** START Information given **

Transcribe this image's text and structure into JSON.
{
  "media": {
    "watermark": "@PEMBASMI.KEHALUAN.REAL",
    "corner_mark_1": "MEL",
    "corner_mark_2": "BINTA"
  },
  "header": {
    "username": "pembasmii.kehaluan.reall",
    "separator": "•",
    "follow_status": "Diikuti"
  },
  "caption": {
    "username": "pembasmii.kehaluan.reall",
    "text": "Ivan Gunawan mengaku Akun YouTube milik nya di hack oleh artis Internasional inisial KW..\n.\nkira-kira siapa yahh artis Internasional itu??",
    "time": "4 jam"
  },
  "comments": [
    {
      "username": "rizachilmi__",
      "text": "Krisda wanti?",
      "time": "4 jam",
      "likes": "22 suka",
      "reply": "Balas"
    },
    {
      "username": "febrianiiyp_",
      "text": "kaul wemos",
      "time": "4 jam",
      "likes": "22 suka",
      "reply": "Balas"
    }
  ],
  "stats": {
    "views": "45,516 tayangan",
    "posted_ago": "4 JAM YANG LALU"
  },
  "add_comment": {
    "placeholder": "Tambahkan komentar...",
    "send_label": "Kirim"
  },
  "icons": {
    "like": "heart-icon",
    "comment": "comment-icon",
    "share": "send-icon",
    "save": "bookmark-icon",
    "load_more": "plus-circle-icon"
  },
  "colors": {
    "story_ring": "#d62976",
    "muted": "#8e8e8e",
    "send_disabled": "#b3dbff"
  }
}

** END Information given **

Problem description: All the entries above need to be reproduced exactly.

Task result:
Transcribe this image's text and structure into JSON.
{
  "media": {
    "watermark": "@PEMBASMI.KEHALUAN.REAL",
    "corner_mark_1": "MEL",
    "corner_mark_2": "BINTA"
  },
  "header": {
    "username": "pembasmii.kehaluan.reall",
    "separator": "•",
    "follow_status": "Diikuti"
  },
  "caption": {
    "username": "pembasmii.kehaluan.reall",
    "text": "Ivan Gunawan mengaku Akun YouTube milik nya di hack oleh artis Internasional inisial KW..\n.\nkira-kira siapa yahh artis Internasional itu??",
    "time": "4 jam"
  },
  "comments": [
    {
      "username": "rizachilmi__",
      "text": "Krisda wanti?",
      "time": "4 jam",
      "likes": "22 suka",
      "reply": "Balas"
    },
    {
      "username": "febrianiiyp_",
      "text": "kaul wemos",
      "time": "4 jam",
      "likes": "22 suka",
      "reply": "Balas"
    }
  ],
  "stats": {
    "views": "45,516 tayangan",
    "posted_ago": "4 JAM YANG LALU"
  },
  "add_comment": {
    "placeholder": "Tambahkan komentar...",
    "send_label": "Kirim"
  },
  "icons": {
    "like": "heart-icon",
    "comment": "comment-icon",
    "share": "send-icon",
    "save": "bookmark-icon",
    "load_more": "plus-circle-icon"
  },
  "colors": {
    "story_ring": "#d62976",
    "muted": "#8e8e8e",
    "send_disabled": "#b3dbff"
  }
}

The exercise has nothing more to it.